+++ Records supplied +++
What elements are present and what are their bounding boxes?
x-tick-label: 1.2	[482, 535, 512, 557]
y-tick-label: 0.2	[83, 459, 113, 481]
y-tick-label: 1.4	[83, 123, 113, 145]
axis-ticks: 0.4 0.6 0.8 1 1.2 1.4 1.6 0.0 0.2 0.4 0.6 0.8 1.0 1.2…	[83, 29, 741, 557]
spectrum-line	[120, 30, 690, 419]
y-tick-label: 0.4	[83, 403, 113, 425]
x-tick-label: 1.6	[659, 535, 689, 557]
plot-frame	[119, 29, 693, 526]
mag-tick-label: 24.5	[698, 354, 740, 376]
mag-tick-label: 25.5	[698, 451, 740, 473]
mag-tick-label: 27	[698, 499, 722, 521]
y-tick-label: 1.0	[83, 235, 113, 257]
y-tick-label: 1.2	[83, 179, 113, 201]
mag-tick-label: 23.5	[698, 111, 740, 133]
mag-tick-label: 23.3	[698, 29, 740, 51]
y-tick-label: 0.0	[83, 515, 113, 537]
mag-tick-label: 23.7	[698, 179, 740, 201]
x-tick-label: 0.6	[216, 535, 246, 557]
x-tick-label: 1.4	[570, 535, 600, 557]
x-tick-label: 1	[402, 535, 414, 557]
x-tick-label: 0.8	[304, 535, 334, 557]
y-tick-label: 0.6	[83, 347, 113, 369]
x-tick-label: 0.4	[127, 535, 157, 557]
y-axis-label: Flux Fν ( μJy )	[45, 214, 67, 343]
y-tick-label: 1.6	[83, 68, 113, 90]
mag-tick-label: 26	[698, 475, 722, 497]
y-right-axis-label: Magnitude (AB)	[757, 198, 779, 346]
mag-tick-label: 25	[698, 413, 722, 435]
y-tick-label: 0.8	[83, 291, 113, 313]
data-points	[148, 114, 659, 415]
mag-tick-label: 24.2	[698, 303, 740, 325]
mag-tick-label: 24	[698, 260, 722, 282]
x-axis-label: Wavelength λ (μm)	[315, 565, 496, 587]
+++
▶ **Problem requirements**
Can you rewrite the records with every "mag-tick-label" changed to "right-tick-label" and nothing else altered?

▶ **The answer**
What elements are present and what are their bounding boxes?
x-tick-label: 1.2	[482, 535, 512, 557]
y-tick-label: 0.2	[83, 459, 113, 481]
y-tick-label: 1.4	[83, 123, 113, 145]
axis-ticks: 0.4 0.6 0.8 1 1.2 1.4 1.6 0.0 0.2 0.4 0.6 0.8 1.0 1.2…	[83, 29, 741, 557]
spectrum-line	[120, 30, 690, 419]
y-tick-label: 0.4	[83, 403, 113, 425]
x-tick-label: 1.6	[659, 535, 689, 557]
plot-frame	[119, 29, 693, 526]
right-tick-label: 24.5	[698, 354, 740, 376]
right-tick-label: 25.5	[698, 451, 740, 473]
right-tick-label: 27	[698, 499, 722, 521]
y-tick-label: 1.0	[83, 235, 113, 257]
y-tick-label: 1.2	[83, 179, 113, 201]
right-tick-label: 23.5	[698, 111, 740, 133]
right-tick-label: 23.3	[698, 29, 740, 51]
y-tick-label: 0.0	[83, 515, 113, 537]
right-tick-label: 23.7	[698, 179, 740, 201]
x-tick-label: 0.6	[216, 535, 246, 557]
x-tick-label: 1.4	[570, 535, 600, 557]
x-tick-label: 1	[402, 535, 414, 557]
x-tick-label: 0.8	[304, 535, 334, 557]
y-tick-label: 0.6	[83, 347, 113, 369]
x-tick-label: 0.4	[127, 535, 157, 557]
y-axis-label: Flux Fν ( μJy )	[45, 214, 67, 343]
y-tick-label: 1.6	[83, 68, 113, 90]
right-tick-label: 26	[698, 475, 722, 497]
y-right-axis-label: Magnitude (AB)	[757, 198, 779, 346]
right-tick-label: 25	[698, 413, 722, 435]
y-tick-label: 0.8	[83, 291, 113, 313]
data-points	[148, 114, 659, 415]
right-tick-label: 24.2	[698, 303, 740, 325]
right-tick-label: 24	[698, 260, 722, 282]
x-axis-label: Wavelength λ (μm)	[315, 565, 496, 587]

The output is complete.